- YOUR GOAL:
Please find all lines in the data that hold the string "independent" and copy them.

- DATA EXTRACT:
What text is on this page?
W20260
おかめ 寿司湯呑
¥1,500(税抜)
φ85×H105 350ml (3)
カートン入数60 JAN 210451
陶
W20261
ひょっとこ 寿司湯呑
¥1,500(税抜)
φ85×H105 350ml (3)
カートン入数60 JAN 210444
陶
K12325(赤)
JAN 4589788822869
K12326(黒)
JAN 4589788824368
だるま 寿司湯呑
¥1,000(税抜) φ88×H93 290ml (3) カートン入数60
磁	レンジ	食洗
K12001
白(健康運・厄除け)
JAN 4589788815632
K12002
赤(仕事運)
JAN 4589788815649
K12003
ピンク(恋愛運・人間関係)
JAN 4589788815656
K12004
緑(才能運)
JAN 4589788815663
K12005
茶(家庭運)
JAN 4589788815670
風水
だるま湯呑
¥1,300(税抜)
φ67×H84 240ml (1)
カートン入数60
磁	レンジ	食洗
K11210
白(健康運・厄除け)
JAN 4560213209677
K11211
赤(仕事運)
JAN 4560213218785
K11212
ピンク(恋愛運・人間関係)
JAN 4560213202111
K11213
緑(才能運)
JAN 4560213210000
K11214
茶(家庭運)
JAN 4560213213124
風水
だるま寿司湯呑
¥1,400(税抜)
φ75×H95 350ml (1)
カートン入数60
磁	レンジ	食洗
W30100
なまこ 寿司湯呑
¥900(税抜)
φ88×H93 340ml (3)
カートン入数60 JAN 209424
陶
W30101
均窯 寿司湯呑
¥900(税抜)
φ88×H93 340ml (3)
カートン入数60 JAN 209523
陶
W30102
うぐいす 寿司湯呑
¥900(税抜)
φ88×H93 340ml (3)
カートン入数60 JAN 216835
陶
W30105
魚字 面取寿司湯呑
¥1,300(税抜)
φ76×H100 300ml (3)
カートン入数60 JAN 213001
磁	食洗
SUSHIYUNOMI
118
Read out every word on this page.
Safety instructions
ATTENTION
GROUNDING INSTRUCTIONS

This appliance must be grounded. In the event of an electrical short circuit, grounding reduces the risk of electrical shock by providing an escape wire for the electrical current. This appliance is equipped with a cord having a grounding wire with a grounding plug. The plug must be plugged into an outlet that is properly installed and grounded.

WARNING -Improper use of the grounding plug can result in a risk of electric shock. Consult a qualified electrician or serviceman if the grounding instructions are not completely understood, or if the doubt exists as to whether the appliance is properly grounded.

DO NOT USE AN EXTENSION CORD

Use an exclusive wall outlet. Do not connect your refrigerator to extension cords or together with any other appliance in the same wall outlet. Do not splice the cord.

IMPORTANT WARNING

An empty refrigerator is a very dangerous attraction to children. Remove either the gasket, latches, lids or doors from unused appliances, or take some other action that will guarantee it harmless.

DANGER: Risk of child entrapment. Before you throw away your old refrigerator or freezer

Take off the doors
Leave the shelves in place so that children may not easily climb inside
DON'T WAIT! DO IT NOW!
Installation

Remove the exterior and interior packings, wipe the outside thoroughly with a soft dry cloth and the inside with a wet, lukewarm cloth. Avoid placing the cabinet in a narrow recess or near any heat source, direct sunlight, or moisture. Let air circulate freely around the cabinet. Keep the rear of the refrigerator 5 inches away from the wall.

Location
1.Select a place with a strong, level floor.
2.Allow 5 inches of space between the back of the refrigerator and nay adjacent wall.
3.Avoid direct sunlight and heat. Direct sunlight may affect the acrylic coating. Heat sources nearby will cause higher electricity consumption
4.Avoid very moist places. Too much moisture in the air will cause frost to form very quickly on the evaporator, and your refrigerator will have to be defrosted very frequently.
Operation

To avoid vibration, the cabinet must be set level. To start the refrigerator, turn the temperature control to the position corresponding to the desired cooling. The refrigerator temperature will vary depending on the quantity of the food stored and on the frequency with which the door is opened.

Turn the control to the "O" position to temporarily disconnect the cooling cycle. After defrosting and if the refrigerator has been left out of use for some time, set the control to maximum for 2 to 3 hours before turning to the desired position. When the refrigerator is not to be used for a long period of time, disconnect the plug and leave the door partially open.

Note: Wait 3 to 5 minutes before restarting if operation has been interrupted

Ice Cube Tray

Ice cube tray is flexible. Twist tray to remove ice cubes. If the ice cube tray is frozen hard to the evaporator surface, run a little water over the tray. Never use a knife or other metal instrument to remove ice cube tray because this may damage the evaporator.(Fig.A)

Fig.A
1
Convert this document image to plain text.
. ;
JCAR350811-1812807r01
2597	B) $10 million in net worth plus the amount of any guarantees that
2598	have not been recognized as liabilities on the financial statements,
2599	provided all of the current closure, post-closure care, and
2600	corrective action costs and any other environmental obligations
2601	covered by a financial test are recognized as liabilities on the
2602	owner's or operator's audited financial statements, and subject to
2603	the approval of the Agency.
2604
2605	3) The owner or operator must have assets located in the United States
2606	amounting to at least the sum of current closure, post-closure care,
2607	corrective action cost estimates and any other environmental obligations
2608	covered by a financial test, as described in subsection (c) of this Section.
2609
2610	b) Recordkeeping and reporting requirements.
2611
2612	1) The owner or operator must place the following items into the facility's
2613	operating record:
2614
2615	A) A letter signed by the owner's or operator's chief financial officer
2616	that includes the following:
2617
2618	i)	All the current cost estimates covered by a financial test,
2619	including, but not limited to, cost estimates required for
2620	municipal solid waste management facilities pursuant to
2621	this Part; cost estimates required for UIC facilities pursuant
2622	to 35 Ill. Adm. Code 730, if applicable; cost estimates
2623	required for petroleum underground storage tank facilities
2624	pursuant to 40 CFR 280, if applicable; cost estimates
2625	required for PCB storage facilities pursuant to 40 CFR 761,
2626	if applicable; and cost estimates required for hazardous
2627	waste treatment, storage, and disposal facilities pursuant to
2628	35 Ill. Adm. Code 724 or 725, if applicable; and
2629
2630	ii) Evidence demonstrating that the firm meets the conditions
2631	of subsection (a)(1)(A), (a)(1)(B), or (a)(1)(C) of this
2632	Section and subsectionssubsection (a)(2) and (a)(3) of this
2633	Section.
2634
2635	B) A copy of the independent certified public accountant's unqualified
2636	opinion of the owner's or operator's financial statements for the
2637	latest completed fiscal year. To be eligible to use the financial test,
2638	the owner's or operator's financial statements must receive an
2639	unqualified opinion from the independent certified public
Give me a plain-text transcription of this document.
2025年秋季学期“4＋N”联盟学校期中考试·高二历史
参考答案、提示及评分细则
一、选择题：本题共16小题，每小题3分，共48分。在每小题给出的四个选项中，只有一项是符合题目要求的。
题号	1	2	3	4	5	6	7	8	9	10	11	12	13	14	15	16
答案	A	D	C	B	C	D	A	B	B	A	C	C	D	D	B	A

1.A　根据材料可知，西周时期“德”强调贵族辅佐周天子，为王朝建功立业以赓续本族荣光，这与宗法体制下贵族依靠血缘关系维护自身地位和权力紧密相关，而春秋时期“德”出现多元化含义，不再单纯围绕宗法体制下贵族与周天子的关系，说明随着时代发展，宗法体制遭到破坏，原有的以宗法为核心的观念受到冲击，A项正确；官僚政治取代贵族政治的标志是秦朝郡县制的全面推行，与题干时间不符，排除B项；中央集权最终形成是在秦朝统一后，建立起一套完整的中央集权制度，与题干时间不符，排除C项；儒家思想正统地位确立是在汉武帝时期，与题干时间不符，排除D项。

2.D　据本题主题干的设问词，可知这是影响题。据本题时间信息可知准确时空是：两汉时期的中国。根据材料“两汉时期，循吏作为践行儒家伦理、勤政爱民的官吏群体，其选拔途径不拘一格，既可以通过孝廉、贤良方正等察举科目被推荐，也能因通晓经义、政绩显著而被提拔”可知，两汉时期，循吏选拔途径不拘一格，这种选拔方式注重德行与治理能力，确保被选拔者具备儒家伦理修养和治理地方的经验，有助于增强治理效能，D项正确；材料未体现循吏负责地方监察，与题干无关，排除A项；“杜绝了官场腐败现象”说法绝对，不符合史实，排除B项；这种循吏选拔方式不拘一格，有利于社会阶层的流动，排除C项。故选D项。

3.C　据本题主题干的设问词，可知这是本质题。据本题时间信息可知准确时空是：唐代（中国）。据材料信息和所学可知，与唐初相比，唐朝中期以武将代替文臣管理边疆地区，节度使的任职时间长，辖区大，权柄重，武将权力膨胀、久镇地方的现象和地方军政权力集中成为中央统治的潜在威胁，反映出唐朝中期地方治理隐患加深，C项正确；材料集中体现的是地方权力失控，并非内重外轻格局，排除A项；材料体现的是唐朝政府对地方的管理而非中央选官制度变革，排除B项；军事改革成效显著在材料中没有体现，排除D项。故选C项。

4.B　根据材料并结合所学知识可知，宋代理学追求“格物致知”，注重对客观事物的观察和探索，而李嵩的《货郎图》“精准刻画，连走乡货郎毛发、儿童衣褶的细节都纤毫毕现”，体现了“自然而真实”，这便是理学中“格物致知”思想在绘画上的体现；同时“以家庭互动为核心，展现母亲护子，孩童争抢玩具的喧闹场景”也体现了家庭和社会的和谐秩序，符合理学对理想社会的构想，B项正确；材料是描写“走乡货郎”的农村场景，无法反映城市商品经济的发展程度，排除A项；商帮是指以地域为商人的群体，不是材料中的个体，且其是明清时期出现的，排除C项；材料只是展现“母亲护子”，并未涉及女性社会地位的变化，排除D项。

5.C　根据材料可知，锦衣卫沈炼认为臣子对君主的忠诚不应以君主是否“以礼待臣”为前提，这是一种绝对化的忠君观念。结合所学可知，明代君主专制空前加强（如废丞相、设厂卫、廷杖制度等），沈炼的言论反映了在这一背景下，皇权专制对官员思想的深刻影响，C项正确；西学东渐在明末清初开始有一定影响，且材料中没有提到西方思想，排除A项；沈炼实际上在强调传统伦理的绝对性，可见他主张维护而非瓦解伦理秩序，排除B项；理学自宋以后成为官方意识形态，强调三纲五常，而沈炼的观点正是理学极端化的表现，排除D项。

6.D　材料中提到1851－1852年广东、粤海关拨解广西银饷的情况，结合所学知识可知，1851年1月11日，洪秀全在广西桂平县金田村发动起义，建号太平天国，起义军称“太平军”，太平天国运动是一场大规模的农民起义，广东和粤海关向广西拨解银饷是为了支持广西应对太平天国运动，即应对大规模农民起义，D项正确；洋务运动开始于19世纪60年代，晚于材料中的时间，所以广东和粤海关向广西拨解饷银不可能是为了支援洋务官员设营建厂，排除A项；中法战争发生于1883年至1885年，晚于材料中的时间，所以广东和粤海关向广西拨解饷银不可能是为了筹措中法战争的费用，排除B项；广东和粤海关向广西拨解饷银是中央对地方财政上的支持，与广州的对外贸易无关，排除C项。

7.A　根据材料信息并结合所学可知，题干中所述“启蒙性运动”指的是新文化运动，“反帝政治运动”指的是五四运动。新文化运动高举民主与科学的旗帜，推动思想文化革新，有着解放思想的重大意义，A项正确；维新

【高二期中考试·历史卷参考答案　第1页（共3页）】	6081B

- TASK SOLUTION:
2635	B) A copy of the independent certified public accountant's unqualified
2639	unqualified opinion from the independent certified public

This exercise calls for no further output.